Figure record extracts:

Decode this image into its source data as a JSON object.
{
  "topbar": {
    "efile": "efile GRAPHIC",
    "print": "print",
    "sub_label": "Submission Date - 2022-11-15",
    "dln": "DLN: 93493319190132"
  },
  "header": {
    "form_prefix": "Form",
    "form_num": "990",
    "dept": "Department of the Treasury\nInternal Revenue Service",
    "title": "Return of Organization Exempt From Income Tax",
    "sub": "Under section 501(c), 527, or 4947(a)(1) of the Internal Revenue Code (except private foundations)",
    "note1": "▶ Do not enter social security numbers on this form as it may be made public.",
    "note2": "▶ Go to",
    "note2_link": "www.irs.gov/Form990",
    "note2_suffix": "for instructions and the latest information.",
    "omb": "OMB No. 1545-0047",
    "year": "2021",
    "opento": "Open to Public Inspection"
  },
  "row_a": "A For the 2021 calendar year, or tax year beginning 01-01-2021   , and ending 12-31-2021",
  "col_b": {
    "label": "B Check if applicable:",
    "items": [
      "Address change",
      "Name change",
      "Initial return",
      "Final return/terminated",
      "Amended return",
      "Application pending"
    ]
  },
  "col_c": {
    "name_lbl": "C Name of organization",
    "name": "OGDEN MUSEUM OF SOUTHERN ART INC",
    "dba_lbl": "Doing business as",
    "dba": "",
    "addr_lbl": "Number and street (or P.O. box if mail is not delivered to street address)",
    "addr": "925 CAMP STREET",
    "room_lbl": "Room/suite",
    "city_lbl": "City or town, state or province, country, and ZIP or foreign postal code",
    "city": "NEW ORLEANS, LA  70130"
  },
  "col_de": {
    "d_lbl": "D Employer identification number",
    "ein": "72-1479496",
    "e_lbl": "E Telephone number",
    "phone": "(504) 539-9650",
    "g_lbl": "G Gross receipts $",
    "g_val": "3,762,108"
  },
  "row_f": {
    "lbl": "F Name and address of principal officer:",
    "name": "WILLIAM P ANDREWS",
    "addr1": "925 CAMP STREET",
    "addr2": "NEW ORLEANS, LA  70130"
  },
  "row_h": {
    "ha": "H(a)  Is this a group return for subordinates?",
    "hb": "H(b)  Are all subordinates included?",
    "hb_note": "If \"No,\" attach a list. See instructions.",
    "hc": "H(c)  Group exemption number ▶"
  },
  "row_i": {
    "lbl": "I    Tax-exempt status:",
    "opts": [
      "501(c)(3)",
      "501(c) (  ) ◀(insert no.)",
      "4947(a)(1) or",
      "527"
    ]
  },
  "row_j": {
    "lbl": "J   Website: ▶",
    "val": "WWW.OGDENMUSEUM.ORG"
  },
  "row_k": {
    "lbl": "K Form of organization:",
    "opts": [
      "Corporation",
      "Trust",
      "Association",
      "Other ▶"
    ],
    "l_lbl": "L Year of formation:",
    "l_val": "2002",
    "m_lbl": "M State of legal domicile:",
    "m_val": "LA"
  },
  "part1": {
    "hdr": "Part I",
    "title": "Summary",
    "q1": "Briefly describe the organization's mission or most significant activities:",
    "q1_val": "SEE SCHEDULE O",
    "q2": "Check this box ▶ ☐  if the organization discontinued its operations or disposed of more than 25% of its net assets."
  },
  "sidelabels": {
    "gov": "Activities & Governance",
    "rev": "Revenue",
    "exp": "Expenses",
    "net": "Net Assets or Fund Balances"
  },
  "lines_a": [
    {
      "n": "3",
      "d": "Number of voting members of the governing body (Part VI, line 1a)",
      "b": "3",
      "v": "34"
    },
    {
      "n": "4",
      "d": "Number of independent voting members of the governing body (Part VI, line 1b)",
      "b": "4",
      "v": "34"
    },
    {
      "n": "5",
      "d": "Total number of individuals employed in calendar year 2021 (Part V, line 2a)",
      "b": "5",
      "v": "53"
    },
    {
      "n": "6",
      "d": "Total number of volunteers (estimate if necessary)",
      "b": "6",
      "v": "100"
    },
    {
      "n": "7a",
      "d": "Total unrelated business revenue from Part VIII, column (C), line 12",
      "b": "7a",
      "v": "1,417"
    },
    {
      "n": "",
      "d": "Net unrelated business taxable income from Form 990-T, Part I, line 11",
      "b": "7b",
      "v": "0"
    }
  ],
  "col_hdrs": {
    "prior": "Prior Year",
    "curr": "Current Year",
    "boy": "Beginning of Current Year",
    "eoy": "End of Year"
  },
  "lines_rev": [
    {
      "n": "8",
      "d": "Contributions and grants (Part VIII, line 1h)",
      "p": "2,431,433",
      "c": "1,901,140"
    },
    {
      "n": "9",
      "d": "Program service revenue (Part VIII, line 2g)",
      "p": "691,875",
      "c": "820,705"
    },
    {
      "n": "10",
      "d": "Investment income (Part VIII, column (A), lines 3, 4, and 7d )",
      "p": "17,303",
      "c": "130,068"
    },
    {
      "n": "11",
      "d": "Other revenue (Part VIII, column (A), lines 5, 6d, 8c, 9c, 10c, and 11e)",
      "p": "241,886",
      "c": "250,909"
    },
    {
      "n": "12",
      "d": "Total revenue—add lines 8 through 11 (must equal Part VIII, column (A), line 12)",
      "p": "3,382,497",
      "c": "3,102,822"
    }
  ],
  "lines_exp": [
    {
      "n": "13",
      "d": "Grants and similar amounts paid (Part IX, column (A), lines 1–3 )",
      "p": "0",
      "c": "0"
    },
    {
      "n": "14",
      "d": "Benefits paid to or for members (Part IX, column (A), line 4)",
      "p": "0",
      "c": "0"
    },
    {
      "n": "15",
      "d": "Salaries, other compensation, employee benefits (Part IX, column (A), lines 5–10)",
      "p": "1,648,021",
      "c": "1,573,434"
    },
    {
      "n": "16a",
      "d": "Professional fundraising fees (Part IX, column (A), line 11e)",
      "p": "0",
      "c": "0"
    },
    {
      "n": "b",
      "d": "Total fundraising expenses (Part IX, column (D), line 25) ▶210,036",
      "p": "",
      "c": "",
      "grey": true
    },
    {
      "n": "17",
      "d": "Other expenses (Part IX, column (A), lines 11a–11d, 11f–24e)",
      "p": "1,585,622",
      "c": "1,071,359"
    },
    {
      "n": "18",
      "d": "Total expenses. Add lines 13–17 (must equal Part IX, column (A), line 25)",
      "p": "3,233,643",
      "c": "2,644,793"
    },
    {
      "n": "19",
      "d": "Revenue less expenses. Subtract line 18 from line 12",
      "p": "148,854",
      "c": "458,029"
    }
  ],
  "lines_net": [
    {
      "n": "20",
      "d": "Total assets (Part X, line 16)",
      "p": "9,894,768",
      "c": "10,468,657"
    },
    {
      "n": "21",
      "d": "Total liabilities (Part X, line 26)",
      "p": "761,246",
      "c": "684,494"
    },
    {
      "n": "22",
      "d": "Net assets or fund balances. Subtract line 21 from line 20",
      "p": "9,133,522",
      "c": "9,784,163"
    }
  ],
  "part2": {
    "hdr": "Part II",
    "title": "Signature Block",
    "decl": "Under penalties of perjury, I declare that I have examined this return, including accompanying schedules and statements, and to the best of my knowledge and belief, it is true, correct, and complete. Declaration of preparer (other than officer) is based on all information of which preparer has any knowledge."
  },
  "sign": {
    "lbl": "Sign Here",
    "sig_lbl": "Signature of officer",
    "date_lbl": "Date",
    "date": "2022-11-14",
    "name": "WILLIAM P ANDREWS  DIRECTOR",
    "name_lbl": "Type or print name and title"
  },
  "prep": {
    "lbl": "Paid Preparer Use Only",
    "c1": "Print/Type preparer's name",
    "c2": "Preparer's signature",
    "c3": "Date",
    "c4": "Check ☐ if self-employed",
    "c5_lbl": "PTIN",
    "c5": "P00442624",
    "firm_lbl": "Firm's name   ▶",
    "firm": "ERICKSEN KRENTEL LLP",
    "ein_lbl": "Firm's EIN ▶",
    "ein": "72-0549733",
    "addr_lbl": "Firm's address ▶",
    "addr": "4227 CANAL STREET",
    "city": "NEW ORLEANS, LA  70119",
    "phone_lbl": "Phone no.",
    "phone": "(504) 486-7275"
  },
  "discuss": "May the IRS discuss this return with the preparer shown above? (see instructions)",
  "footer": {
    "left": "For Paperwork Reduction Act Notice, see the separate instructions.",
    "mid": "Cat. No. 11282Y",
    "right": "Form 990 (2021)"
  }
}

*What you will do:*
Search the lines for "subordinates". Copy each line that has it.

*Result of this exercise:*
    "ha": "H(a)  Is this a group return for subordinates?",
    "hb": "H(b)  Are all subordinates included?",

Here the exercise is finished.